DIRECTIONS ▸
1 – In the text on running ASP.NET on IIS 7, what should the disk queue length always average?
2 – List every driver for using web gardens that the IIS 7 best practices text gives.
3 – From the IIS 7 best practices text, return the passage between "Application Pool Settings" and "performs the best.", inclusive.

SOURCE PASSAGE ▸
_ _ _ _ _ _ _
Best Practices for running ASP.NET on IIS 7
When should application pools be turned into web gardens?
Web gardens should only be used if the application doesn’t use in-process session variables but rather out-of-process ones (e.g. session state service or database session state). Reason is that a web garden would have at least 2 worker processes which do not share in-process (session) memory.Drivers to using web gardens are:
- Application makes long-running synchronous requests
- Application is low in availability and crashes often
- Application creates high CPU load on worker process
Best Practices Systems Settings
- Optimum paging file size setting:
- 1.5x the RAM for 32-bit OS
- system-managed for 64-bit OS
- Disk queue length should always average less than 2
- Processor queue length should be less than the number of processors
- Network utilisation should be less than 50%
Application Isolation Policy
- Some applications should be deployed into their own application pool
- mission critical and should be highly available
- needs to be isolated for troubleshooting (e.g leaks memory)
- expected to incur high throughput/ load. putting undue stress on server resources
- has non-standard requirements (e.g. configuration)
Application Pool Settings
- Enable 32-bit Applications (WOW64) where necessary (e.g. when application uses 32-bit libraries)
- Always use Managed Pipeline Mode unless application runs into issues otherwise
- Increase Queue Length if required (especially if server hits error 503 – Service Unavailable)
- Run using Network Service as the Identity
- For HA requirement, disable Idle Timeout of the work process
- Disable Rapid Fail Protection for PRD environment
- For generating event log under the pool recycling settings, set all events to true
- Set to 0 minutes the recycling of the application pool at Regular Time Interval
IIS Configuration Settings
- Enable at least static compression
- Turn off directory browsing
Handling Session States
- Use InProc in standalone mode (where web farms are not used). This performs the best.
_ _ _ _ _ _ _
Page segmentation data ▸
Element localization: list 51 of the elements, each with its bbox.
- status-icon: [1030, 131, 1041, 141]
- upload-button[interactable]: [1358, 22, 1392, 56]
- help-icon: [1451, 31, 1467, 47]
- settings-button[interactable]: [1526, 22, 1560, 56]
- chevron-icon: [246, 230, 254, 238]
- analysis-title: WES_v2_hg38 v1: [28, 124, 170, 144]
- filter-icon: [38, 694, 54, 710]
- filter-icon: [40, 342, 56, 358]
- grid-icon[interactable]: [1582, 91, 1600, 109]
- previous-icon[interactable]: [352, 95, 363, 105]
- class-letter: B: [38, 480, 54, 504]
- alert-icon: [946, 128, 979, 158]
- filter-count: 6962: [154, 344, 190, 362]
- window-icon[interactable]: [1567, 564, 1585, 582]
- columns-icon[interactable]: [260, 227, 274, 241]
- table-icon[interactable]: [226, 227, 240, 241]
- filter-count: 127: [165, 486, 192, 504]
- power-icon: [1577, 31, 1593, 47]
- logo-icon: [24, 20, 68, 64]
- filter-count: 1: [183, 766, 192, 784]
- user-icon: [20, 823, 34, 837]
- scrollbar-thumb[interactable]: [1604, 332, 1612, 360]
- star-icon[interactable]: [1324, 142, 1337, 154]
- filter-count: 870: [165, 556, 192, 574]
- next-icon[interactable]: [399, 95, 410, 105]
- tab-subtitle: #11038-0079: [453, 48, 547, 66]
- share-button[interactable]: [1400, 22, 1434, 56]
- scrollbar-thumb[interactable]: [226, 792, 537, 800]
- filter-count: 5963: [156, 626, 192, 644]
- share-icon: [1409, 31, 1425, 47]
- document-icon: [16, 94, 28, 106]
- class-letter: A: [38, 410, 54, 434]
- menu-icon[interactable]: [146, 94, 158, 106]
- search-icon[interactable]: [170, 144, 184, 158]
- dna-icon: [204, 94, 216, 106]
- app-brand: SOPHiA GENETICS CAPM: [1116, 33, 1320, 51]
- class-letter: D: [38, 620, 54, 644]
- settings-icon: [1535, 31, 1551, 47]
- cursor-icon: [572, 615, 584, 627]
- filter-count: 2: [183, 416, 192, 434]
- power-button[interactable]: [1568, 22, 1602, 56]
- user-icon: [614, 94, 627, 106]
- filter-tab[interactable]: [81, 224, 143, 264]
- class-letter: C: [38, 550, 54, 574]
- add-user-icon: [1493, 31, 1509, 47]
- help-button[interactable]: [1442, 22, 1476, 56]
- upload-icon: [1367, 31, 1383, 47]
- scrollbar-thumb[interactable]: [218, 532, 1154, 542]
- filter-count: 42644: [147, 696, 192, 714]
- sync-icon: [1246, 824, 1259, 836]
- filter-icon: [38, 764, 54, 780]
_ _ _ _ _ _ _
RESPONSES PER TASK ▸
1 – Less than 2.

2 –
- Application makes long-running synchronous requests
- Application is low in availability and crashes often
- Application creates high CPU load on worker process

3 –
Application Pool Settings
- Enable 32-bit Applications (WOW64) where necessary (e.g. when application uses 32-bit libraries)
- Always use Managed Pipeline Mode unless application runs into issues otherwise
- Increase Queue Length if required (especially if server hits error 503 – Service Unavailable)
- Run using Network Service as the Identity
- For HA requirement, disable Idle Timeout of the work process
- Disable Rapid Fail Protection for PRD environment
- For generating event log under the pool recycling settings, set all events to true
- Set to 0 minutes the recycling of the application pool at Regular Time Interval
IIS Configuration Settings
- Enable at least static compression
- Turn off directory browsing
Handling Session States
- Use InProc in standalone mode (where web farms are not used). This performs the best.